● **TO BE DONE**: Where the string "ythzxfw" occurs in the material below, report the whole line.
┄┄┄┄┄┄┄┄┄┄
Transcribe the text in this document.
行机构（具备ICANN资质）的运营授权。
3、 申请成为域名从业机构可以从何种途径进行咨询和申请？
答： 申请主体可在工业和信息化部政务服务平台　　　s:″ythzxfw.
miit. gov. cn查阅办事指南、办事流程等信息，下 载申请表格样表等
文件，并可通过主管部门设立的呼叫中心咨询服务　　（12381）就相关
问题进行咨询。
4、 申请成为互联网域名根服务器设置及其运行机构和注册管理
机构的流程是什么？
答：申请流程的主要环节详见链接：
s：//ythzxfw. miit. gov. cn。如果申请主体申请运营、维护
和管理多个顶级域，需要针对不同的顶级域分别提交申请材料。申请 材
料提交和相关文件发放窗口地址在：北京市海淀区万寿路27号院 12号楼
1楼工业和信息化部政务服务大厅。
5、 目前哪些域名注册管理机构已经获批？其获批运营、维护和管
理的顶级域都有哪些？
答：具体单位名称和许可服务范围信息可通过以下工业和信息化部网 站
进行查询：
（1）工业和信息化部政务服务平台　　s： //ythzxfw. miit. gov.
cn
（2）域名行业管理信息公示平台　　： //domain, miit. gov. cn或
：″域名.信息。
┄┄┄┄┄┄┄┄┄┄
● **ANSWER TO THE TASK**:
答： 申请主体可在工业和信息化部政务服务平台　　　s:″ythzxfw.
s：//ythzxfw. miit. gov. cn。如果申请主体申请运营、维护
（1）工业和信息化部政务服务平台　　s： //ythzxfw. miit. gov.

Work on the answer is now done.